**DIRECTIVE**
Each entry that follows must be output without any deviation.

**PROVIDED DATA**
★ ★ ★ ★ ★ ★ ★

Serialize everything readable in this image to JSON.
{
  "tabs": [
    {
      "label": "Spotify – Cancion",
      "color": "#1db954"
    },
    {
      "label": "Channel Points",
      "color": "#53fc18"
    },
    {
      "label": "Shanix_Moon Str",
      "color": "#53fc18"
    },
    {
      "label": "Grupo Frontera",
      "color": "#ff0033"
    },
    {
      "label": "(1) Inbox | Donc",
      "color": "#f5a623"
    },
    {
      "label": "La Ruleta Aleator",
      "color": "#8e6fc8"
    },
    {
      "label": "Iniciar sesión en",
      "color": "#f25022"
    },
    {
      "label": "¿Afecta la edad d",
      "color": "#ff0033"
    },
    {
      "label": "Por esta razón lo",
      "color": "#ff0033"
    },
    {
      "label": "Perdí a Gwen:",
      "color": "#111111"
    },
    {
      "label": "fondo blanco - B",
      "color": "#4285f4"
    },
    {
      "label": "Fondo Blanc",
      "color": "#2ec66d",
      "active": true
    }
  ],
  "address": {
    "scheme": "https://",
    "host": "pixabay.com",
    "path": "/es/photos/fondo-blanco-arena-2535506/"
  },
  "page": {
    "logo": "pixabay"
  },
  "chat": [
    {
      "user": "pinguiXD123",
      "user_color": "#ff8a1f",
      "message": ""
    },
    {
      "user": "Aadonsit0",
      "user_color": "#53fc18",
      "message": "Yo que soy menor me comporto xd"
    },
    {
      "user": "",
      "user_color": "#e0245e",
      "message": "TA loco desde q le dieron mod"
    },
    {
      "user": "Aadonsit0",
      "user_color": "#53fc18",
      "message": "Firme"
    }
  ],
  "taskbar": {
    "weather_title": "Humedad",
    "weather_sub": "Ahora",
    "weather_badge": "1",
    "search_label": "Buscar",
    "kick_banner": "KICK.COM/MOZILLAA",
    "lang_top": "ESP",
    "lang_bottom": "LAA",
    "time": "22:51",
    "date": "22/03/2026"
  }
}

★ ★ ★ ★ ★ ★ ★

**EXERCISE OUTPUT**
Serialize everything readable in this image to JSON.
{
  "tabs": [
    {
      "label": "Spotify – Cancion",
      "color": "#1db954"
    },
    {
      "label": "Channel Points",
      "color": "#53fc18"
    },
    {
      "label": "Shanix_Moon Str",
      "color": "#53fc18"
    },
    {
      "label": "Grupo Frontera",
      "color": "#ff0033"
    },
    {
      "label": "(1) Inbox | Donc",
      "color": "#f5a623"
    },
    {
      "label": "La Ruleta Aleator",
      "color": "#8e6fc8"
    },
    {
      "label": "Iniciar sesión en",
      "color": "#f25022"
    },
    {
      "label": "¿Afecta la edad d",
      "color": "#ff0033"
    },
    {
      "label": "Por esta razón lo",
      "color": "#ff0033"
    },
    {
      "label": "Perdí a Gwen:",
      "color": "#111111"
    },
    {
      "label": "fondo blanco - B",
      "color": "#4285f4"
    },
    {
      "label": "Fondo Blanc",
      "color": "#2ec66d",
      "active": true
    }
  ],
  "address": {
    "scheme": "https://",
    "host": "pixabay.com",
    "path": "/es/photos/fondo-blanco-arena-2535506/"
  },
  "page": {
    "logo": "pixabay"
  },
  "chat": [
    {
      "user": "pinguiXD123",
      "user_color": "#ff8a1f",
      "message": ""
    },
    {
      "user": "Aadonsit0",
      "user_color": "#53fc18",
      "message": "Yo que soy menor me comporto xd"
    },
    {
      "user": "",
      "user_color": "#e0245e",
      "message": "TA loco desde q le dieron mod"
    },
    {
      "user": "Aadonsit0",
      "user_color": "#53fc18",
      "message": "Firme"
    }
  ],
  "taskbar": {
    "weather_title": "Humedad",
    "weather_sub": "Ahora",
    "weather_badge": "1",
    "search_label": "Buscar",
    "kick_banner": "KICK.COM/MOZILLAA",
    "lang_top": "ESP",
    "lang_bottom": "LAA",
    "time": "22:51",
    "date": "22/03/2026"
  }
}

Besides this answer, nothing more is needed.